● **Aim of the task**
Write out, character for character, every line from the beginning of the listing through the line containing "unit-cell[interactable]: Штука bbox=[636, 416, 764, 445]", including that line.

[Element and box listing]
################

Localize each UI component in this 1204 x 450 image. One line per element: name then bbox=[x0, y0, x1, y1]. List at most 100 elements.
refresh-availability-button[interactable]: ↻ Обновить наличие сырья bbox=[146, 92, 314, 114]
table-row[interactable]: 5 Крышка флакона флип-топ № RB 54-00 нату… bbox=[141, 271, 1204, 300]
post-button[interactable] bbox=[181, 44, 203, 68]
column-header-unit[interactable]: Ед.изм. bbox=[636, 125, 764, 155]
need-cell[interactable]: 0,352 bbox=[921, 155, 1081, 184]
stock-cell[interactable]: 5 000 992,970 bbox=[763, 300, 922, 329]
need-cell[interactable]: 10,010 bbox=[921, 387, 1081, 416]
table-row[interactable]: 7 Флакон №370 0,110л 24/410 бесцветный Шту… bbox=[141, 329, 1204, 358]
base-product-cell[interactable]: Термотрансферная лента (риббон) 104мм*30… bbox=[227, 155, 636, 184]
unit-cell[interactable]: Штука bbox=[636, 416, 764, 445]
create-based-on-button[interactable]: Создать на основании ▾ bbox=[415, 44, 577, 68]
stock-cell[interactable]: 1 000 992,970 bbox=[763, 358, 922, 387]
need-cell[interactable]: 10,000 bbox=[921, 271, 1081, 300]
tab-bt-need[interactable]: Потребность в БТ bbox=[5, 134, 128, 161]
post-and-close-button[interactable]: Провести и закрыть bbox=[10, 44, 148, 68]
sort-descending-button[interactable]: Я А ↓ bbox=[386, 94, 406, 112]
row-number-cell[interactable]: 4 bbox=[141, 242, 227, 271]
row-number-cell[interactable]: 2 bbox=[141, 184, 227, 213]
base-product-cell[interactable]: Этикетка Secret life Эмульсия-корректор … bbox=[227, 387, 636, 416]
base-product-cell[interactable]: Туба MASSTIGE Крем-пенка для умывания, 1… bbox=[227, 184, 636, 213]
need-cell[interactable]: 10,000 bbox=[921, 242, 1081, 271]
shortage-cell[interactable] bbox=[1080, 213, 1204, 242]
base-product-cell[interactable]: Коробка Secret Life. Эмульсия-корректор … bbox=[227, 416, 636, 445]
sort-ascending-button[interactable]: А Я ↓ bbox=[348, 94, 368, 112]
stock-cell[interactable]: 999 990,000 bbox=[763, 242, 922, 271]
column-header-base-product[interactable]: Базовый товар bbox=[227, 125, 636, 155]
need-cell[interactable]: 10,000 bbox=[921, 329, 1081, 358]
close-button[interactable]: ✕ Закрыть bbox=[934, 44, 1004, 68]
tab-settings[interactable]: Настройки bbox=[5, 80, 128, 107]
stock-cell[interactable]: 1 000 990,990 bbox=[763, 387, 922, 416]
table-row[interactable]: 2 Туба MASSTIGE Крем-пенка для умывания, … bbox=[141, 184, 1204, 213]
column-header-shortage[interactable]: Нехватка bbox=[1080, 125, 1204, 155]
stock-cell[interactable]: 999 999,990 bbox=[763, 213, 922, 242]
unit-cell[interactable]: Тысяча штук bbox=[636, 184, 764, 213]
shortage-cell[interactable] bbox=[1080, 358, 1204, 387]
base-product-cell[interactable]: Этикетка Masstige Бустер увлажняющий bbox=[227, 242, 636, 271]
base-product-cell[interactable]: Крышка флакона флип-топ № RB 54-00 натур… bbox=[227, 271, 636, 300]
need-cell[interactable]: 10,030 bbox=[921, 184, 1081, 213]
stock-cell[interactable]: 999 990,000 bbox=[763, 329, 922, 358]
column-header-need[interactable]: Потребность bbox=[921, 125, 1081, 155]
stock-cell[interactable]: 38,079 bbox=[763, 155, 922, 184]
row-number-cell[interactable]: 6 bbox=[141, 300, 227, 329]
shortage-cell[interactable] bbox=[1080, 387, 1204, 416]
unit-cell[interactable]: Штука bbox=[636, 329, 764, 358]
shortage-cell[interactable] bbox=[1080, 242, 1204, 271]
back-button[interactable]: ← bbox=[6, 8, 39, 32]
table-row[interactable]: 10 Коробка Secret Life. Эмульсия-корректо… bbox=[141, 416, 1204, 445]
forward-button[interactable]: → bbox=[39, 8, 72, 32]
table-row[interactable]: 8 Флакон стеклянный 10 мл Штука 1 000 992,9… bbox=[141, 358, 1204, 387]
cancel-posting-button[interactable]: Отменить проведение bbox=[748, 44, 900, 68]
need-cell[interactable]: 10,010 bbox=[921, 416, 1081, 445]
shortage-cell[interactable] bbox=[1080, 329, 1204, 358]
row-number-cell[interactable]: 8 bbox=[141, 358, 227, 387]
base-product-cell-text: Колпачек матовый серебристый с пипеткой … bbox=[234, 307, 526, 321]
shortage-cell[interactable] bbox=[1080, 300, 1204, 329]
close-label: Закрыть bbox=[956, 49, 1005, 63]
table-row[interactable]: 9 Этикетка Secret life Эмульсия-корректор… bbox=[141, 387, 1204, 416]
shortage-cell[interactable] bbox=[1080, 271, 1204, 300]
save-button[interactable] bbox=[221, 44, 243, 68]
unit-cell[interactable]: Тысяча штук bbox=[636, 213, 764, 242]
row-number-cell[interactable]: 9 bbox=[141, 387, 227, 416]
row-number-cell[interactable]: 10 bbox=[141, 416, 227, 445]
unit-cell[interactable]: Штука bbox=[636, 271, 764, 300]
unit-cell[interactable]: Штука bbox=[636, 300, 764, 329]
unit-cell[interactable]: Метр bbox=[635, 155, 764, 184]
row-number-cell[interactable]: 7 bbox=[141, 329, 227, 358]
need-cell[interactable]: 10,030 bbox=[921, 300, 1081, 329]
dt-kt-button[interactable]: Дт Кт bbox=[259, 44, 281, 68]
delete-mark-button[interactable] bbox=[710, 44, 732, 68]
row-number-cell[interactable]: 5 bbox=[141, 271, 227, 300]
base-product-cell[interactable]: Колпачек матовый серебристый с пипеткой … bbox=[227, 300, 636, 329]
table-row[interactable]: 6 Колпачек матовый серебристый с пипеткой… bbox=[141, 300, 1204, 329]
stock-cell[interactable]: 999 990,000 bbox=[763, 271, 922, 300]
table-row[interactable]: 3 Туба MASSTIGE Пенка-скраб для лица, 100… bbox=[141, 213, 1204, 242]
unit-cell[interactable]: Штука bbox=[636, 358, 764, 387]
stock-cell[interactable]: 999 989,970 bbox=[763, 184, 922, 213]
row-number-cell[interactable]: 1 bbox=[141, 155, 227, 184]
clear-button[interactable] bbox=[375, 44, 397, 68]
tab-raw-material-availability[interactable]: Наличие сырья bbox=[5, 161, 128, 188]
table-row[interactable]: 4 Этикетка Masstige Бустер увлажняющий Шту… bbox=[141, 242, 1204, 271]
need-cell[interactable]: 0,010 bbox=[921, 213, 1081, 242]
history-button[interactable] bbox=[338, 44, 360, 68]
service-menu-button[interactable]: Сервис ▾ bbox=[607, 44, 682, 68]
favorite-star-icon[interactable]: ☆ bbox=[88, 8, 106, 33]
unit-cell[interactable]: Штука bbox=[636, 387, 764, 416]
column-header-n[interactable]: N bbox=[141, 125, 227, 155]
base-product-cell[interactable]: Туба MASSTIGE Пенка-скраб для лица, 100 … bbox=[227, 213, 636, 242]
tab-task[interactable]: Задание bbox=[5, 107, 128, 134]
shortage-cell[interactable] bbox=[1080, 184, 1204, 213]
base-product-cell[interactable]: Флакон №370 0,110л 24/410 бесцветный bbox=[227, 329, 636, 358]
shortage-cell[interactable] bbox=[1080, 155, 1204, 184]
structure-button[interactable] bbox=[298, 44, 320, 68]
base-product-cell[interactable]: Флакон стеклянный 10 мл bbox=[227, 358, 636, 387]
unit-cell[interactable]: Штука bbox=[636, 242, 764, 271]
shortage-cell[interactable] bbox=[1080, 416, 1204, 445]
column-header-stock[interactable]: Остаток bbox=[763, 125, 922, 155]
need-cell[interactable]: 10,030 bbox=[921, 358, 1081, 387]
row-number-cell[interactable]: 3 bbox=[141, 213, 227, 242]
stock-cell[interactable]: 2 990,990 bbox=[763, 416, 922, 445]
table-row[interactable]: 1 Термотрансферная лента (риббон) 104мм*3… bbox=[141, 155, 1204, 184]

################

● **Result of the exercise**
Localize each UI component in this 1204 x 450 image. One line per element: name then bbox=[x0, y0, x1, y1]. List at most 100 elements.
refresh-availability-button[interactable]: ↻ Обновить наличие сырья bbox=[146, 92, 314, 114]
table-row[interactable]: 5 Крышка флакона флип-топ № RB 54-00 нату… bbox=[141, 271, 1204, 300]
post-button[interactable] bbox=[181, 44, 203, 68]
column-header-unit[interactable]: Ед.изм. bbox=[636, 125, 764, 155]
need-cell[interactable]: 0,352 bbox=[921, 155, 1081, 184]
stock-cell[interactable]: 5 000 992,970 bbox=[763, 300, 922, 329]
need-cell[interactable]: 10,010 bbox=[921, 387, 1081, 416]
table-row[interactable]: 7 Флакон №370 0,110л 24/410 бесцветный Шту… bbox=[141, 329, 1204, 358]
base-product-cell[interactable]: Термотрансферная лента (риббон) 104мм*30… bbox=[227, 155, 636, 184]
unit-cell[interactable]: Штука bbox=[636, 416, 764, 445]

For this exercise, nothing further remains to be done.